DATA EXTRACT -
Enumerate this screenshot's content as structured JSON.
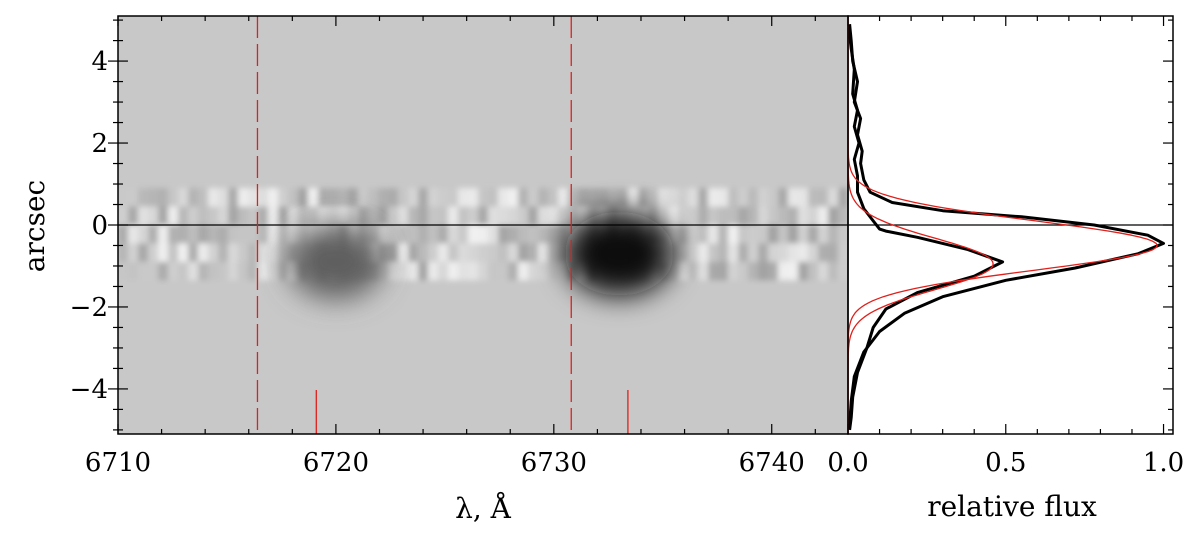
{
  "chart_data": [
    {
      "type": "heatmap",
      "xlabel": "λ, Å",
      "ylabel": "arcsec",
      "xlim": [
        6710,
        6743.5
      ],
      "ylim": [
        -5.1,
        5.1
      ],
      "xticks": [
        6710,
        6720,
        6730,
        6740
      ],
      "yticks": [
        -4,
        -2,
        0,
        2,
        4
      ],
      "colormap": "grayscale",
      "background": "#c8c8c8",
      "hline_y": 0,
      "dashed_lines_x": [
        6716.4,
        6730.8
      ],
      "short_marks_x": [
        6719.1,
        6733.4
      ],
      "marker_color": "#e0201b",
      "dark_regions": [
        {
          "x": 6720.0,
          "y": -0.9,
          "strength": 0.55
        },
        {
          "x": 6733.0,
          "y": -0.7,
          "strength": 1.0
        }
      ]
    },
    {
      "type": "line",
      "xlabel": "relative flux",
      "xlim": [
        0.0,
        1.03
      ],
      "ylim": [
        -5.1,
        5.1
      ],
      "xticks": [
        "0.0",
        "0.5",
        "1.0"
      ],
      "series": [
        {
          "color": "#000000",
          "points": [
            [
              0.005,
              4.9
            ],
            [
              0.01,
              4.5
            ],
            [
              0.015,
              4.0
            ],
            [
              0.03,
              3.5
            ],
            [
              0.02,
              3.0
            ],
            [
              0.04,
              2.6
            ],
            [
              0.03,
              2.2
            ],
            [
              0.045,
              1.8
            ],
            [
              0.04,
              1.5
            ],
            [
              0.05,
              1.1
            ],
            [
              0.07,
              0.8
            ],
            [
              0.14,
              0.55
            ],
            [
              0.3,
              0.35
            ],
            [
              0.55,
              0.2
            ],
            [
              0.78,
              0.0
            ],
            [
              0.95,
              -0.25
            ],
            [
              1.0,
              -0.45
            ],
            [
              0.92,
              -0.7
            ],
            [
              0.72,
              -1.05
            ],
            [
              0.5,
              -1.35
            ],
            [
              0.3,
              -1.75
            ],
            [
              0.18,
              -2.15
            ],
            [
              0.1,
              -2.6
            ],
            [
              0.05,
              -3.1
            ],
            [
              0.02,
              -3.7
            ],
            [
              0.01,
              -4.3
            ],
            [
              0.005,
              -4.9
            ]
          ]
        },
        {
          "color": "#000000",
          "points": [
            [
              0.003,
              4.8
            ],
            [
              0.01,
              4.3
            ],
            [
              0.02,
              3.8
            ],
            [
              0.015,
              3.2
            ],
            [
              0.03,
              2.8
            ],
            [
              0.02,
              2.4
            ],
            [
              0.035,
              2.0
            ],
            [
              0.02,
              1.6
            ],
            [
              0.03,
              1.2
            ],
            [
              0.03,
              0.8
            ],
            [
              0.05,
              0.4
            ],
            [
              0.08,
              0.1
            ],
            [
              0.1,
              -0.1
            ],
            [
              0.12,
              -0.15
            ],
            [
              0.22,
              -0.3
            ],
            [
              0.38,
              -0.6
            ],
            [
              0.49,
              -0.9
            ],
            [
              0.4,
              -1.25
            ],
            [
              0.22,
              -1.65
            ],
            [
              0.12,
              -2.05
            ],
            [
              0.08,
              -2.5
            ],
            [
              0.06,
              -3.0
            ],
            [
              0.03,
              -3.6
            ],
            [
              0.015,
              -4.2
            ],
            [
              0.01,
              -4.7
            ],
            [
              0.005,
              -5.0
            ]
          ]
        },
        {
          "color": "#e0201b",
          "gaussian": {
            "amp": 0.98,
            "center": -0.5,
            "sigma": 0.6
          }
        },
        {
          "color": "#e0201b",
          "gaussian": {
            "amp": 0.46,
            "center": -0.95,
            "sigma": 0.62
          }
        }
      ],
      "hline_y": 0
    }
  ]
}
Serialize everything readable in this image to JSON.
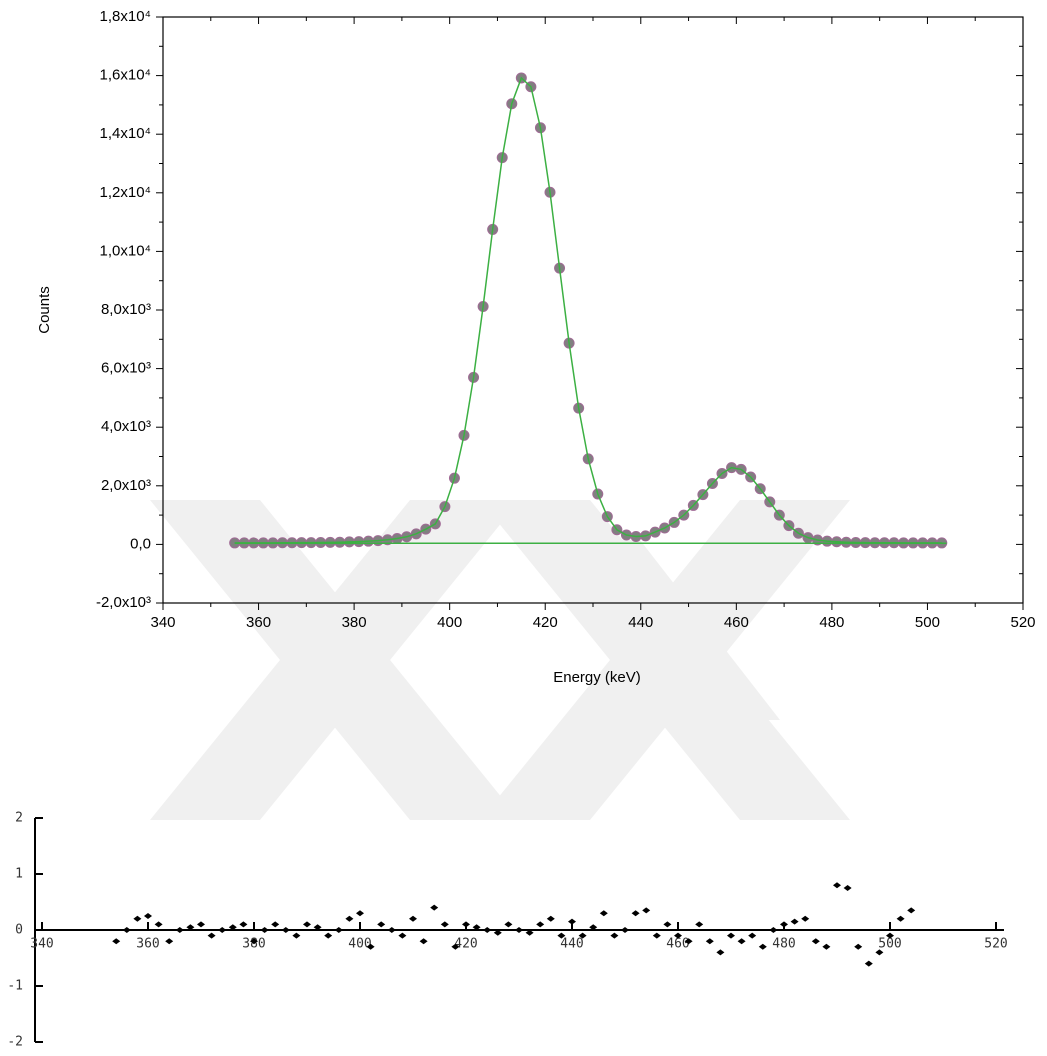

TASK TO COMPLETE - Repeat each entry above word for word, leaving every picture out.

TASK RESPONSE -
Enumerate this screenshot's content as structured JSON.
{
  "chart_data": [
    {
      "type": "heatmap",
      "xlabel": "λ, Å",
      "ylabel": "arcsec",
      "xlim": [
        6710,
        6743.5
      ],
      "ylim": [
        -5.1,
        5.1
      ],
      "xticks": [
        6710,
        6720,
        6730,
        6740
      ],
      "yticks": [
        -4,
        -2,
        0,
        2,
        4
      ],
      "colormap": "grayscale",
      "background": "#c8c8c8",
      "hline_y": 0,
      "dashed_lines_x": [
        6716.4,
        6730.8
      ],
      "short_marks_x": [
        6719.1,
        6733.4
      ],
      "marker_color": "#e0201b",
      "dark_regions": [
        {
          "x": 6720.0,
          "y": -0.9,
          "strength": 0.55
        },
        {
          "x": 6733.0,
          "y": -0.7,
          "strength": 1.0
        }
      ]
    },
    {
      "type": "line",
      "xlabel": "relative flux",
      "xlim": [
        0.0,
        1.03
      ],
      "ylim": [
        -5.1,
        5.1
      ],
      "xticks": [
        "0.0",
        "0.5",
        "1.0"
      ],
      "series": [
        {
          "color": "#000000",
          "points": [
            [
              0.005,
              4.9
            ],
            [
              0.01,
              4.5
            ],
            [
              0.015,
              4.0
            ],
            [
              0.03,
              3.5
            ],
            [
              0.02,
              3.0
            ],
            [
              0.04,
              2.6
            ],
            [
              0.03,
              2.2
            ],
            [
              0.045,
              1.8
            ],
            [
              0.04,
              1.5
            ],
            [
              0.05,
              1.1
            ],
            [
              0.07,
              0.8
            ],
            [
              0.14,
              0.55
            ],
            [
              0.3,
              0.35
            ],
            [
              0.55,
              0.2
            ],
            [
              0.78,
              0.0
            ],
            [
              0.95,
              -0.25
            ],
            [
              1.0,
              -0.45
            ],
            [
              0.92,
              -0.7
            ],
            [
              0.72,
              -1.05
            ],
            [
              0.5,
              -1.35
            ],
            [
              0.3,
              -1.75
            ],
            [
              0.18,
              -2.15
            ],
            [
              0.1,
              -2.6
            ],
            [
              0.05,
              -3.1
            ],
            [
              0.02,
              -3.7
            ],
            [
              0.01,
              -4.3
            ],
            [
              0.005,
              -4.9
            ]
          ]
        },
        {
          "color": "#000000",
          "points": [
            [
              0.003,
              4.8
            ],
            [
              0.01,
              4.3
            ],
            [
              0.02,
              3.8
            ],
            [
              0.015,
              3.2
            ],
            [
              0.03,
              2.8
            ],
            [
              0.02,
              2.4
            ],
            [
              0.035,
              2.0
            ],
            [
              0.02,
              1.6
            ],
            [
              0.03,
              1.2
            ],
            [
              0.03,
              0.8
            ],
            [
              0.05,
              0.4
            ],
            [
              0.08,
              0.1
            ],
            [
              0.1,
              -0.1
            ],
            [
              0.12,
              -0.15
            ],
            [
              0.22,
              -0.3
            ],
            [
              0.38,
              -0.6
            ],
            [
              0.49,
              -0.9
            ],
            [
              0.4,
              -1.25
            ],
            [
              0.22,
              -1.65
            ],
            [
              0.12,
              -2.05
            ],
            [
              0.08,
              -2.5
            ],
            [
              0.06,
              -3.0
            ],
            [
              0.03,
              -3.6
            ],
            [
              0.015,
              -4.2
            ],
            [
              0.01,
              -4.7
            ],
            [
              0.005,
              -5.0
            ]
          ]
        },
        {
          "color": "#e0201b",
          "gaussian": {
            "amp": 0.98,
            "center": -0.5,
            "sigma": 0.6
          }
        },
        {
          "color": "#e0201b",
          "gaussian": {
            "amp": 0.46,
            "center": -0.95,
            "sigma": 0.62
          }
        }
      ],
      "hline_y": 0
    }
  ]
}
Serialize everything readable in this image to JSON.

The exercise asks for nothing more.